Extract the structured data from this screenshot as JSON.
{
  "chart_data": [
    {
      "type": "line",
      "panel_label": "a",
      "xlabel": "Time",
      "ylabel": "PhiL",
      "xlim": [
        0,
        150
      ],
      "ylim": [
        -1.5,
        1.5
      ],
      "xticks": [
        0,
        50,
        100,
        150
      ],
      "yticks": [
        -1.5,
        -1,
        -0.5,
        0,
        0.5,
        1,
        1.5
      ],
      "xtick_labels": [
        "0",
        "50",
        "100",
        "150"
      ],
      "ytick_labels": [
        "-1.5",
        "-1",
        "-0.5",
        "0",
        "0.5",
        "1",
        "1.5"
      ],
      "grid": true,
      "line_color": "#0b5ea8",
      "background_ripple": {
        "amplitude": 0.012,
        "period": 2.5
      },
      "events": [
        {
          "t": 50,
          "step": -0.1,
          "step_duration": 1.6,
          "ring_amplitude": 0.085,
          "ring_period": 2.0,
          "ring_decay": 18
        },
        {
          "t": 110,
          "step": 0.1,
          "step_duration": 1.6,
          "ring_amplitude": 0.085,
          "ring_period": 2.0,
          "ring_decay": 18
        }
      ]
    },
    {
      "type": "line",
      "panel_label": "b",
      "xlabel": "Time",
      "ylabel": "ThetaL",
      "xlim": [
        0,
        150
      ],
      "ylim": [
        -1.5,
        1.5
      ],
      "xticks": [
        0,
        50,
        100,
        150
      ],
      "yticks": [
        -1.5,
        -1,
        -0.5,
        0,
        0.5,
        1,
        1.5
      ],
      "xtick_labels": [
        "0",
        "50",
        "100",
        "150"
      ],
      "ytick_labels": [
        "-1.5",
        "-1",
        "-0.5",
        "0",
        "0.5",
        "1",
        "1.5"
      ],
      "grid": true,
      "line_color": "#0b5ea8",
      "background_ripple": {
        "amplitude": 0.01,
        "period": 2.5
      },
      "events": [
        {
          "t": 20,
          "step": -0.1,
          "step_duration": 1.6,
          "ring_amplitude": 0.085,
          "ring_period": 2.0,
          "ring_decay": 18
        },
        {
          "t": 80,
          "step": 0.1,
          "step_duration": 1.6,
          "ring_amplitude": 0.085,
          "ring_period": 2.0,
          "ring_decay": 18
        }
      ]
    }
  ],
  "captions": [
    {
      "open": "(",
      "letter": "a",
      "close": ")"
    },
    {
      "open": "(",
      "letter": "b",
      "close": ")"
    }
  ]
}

--

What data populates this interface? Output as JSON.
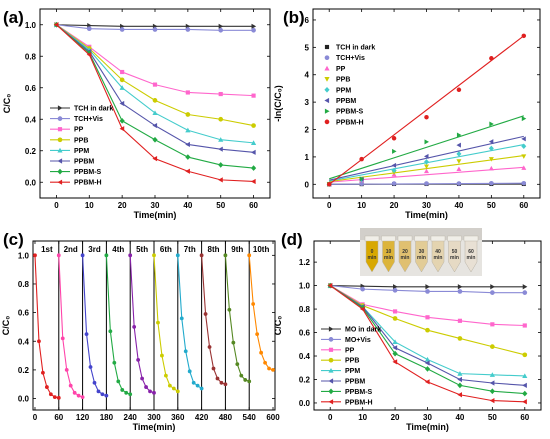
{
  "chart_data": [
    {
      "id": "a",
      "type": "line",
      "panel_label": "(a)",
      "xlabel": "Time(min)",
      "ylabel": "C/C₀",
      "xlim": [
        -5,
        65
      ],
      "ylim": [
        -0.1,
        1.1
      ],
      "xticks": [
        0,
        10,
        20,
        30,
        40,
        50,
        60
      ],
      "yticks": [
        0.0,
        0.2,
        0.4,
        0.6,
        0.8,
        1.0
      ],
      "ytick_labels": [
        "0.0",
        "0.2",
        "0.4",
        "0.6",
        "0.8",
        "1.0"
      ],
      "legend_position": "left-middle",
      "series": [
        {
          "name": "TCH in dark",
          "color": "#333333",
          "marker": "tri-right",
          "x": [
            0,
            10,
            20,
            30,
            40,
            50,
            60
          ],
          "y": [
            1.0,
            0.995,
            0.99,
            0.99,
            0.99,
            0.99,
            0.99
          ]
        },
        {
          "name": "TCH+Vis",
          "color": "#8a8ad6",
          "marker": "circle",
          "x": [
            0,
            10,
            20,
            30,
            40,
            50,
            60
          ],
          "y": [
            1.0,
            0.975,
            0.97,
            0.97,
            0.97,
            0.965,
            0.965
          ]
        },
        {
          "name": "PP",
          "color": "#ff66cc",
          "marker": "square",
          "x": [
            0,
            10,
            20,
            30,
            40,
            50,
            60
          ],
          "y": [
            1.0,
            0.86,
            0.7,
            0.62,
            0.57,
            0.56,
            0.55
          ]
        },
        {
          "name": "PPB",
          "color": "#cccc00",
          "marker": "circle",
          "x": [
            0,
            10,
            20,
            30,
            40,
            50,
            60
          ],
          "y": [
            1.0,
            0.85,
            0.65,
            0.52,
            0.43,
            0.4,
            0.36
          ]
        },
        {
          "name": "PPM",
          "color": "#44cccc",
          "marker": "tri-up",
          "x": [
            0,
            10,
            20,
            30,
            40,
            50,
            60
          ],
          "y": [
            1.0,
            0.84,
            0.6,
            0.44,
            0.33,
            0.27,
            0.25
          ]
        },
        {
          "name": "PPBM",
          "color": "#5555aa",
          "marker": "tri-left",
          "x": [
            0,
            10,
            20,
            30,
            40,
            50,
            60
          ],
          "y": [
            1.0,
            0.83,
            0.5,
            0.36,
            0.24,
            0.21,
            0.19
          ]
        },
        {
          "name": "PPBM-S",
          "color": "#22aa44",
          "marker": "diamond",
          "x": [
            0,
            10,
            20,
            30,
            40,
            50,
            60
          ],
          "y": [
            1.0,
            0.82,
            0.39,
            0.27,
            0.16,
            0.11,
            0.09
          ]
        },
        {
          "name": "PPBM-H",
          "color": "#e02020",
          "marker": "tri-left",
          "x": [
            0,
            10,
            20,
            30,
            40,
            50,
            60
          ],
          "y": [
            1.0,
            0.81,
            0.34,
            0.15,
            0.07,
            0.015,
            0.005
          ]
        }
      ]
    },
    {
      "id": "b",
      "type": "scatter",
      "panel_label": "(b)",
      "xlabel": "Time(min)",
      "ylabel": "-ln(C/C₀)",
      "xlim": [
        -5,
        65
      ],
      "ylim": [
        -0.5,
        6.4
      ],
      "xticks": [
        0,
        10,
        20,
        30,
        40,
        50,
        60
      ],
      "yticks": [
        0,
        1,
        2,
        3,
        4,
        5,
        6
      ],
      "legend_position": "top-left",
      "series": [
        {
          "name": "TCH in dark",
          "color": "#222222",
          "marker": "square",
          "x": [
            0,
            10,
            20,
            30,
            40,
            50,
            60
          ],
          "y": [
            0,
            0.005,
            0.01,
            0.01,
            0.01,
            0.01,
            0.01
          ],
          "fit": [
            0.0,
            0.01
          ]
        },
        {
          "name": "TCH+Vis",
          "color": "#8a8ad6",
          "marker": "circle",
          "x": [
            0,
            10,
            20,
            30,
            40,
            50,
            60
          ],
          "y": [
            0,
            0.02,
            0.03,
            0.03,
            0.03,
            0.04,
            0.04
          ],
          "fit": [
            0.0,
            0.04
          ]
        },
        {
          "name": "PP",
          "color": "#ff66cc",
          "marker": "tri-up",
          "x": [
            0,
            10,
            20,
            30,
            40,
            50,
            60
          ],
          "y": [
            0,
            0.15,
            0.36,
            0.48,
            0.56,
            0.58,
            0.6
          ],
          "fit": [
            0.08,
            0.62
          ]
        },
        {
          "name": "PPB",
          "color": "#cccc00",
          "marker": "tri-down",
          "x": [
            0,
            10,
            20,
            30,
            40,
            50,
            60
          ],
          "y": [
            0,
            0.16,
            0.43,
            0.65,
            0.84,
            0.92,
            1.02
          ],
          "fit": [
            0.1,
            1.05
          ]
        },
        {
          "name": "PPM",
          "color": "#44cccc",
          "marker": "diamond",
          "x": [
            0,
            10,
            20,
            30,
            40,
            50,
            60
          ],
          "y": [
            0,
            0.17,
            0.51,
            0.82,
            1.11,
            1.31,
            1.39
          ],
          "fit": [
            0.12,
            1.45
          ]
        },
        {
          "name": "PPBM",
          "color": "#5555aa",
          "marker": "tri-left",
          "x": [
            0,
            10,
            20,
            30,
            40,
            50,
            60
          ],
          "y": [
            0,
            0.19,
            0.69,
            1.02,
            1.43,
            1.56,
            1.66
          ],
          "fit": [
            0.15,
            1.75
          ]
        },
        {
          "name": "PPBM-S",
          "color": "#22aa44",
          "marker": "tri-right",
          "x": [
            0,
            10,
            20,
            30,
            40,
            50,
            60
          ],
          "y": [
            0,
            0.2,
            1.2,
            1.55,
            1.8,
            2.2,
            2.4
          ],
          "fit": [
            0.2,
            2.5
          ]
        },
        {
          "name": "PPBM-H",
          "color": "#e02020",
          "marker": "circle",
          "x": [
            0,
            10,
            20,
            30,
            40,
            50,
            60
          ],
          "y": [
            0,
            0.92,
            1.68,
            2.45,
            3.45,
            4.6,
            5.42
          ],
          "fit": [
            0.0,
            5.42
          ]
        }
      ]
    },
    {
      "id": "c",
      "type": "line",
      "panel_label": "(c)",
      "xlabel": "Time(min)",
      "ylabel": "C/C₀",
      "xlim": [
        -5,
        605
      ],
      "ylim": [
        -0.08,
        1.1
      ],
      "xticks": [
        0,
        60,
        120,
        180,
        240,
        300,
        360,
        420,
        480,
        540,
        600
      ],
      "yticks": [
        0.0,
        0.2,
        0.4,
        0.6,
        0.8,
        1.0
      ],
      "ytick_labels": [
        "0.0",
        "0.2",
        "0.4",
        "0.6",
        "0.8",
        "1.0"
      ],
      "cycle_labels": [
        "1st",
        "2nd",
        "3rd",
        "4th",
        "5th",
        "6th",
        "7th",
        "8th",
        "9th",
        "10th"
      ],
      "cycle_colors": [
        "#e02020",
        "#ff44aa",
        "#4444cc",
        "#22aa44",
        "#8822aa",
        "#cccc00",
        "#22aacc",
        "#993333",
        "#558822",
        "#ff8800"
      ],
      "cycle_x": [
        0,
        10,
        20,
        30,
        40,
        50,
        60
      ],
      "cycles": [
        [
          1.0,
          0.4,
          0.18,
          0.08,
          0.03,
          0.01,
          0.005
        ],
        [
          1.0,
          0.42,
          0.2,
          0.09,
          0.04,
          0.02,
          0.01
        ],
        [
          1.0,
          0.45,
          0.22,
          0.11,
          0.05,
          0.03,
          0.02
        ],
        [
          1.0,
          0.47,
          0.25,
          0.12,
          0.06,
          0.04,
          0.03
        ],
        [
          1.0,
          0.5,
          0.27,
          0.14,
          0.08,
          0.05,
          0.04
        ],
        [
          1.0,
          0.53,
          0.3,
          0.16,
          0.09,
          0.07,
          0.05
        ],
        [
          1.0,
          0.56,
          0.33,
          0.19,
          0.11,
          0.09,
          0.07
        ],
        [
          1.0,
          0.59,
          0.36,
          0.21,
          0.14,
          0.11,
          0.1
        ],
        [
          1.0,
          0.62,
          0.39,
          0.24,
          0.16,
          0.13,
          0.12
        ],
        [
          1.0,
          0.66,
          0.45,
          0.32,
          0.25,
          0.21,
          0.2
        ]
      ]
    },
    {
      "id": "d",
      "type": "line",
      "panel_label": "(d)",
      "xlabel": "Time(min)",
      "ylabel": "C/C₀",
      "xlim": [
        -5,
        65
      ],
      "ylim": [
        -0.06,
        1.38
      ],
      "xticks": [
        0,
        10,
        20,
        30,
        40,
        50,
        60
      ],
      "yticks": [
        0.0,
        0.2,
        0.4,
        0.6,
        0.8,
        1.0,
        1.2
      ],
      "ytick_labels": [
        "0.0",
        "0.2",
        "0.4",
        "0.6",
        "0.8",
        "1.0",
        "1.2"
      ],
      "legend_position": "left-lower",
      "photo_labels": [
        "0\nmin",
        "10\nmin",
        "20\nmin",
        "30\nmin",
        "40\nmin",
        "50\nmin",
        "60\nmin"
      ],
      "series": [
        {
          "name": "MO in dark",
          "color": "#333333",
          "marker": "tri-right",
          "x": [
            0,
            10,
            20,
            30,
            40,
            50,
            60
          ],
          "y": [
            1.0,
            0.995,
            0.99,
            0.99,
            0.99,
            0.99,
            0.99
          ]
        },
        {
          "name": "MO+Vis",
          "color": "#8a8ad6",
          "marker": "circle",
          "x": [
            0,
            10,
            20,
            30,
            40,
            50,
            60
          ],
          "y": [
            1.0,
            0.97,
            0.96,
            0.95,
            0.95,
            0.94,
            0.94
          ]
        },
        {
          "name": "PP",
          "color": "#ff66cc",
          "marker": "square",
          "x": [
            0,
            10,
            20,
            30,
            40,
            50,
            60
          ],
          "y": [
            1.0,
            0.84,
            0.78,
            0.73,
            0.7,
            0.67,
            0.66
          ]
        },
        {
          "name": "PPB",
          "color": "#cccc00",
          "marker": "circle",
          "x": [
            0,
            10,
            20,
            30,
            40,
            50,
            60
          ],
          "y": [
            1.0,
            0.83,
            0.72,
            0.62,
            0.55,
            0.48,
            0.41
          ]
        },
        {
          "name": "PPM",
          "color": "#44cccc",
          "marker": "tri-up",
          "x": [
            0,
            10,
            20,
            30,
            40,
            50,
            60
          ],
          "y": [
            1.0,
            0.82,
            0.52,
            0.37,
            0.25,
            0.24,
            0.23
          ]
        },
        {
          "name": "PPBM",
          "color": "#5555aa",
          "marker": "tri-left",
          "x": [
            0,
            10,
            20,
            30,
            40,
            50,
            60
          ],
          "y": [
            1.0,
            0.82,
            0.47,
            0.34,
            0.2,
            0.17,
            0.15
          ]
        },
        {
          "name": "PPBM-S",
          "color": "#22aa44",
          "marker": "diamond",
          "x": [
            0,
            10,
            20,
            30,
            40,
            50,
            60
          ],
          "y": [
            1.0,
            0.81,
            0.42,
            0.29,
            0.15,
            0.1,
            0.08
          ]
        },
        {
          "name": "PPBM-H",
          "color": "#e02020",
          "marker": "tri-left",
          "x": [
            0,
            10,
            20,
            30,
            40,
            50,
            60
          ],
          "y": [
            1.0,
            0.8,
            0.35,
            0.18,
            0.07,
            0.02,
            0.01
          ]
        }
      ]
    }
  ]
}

SHORT EXERCISE:
Copy out every line from the material above in which the word "this" appears.

ANSWER BELOW:
Extract the structured data from this screenshot as JSON.
What data populates this interface? Output as JSON.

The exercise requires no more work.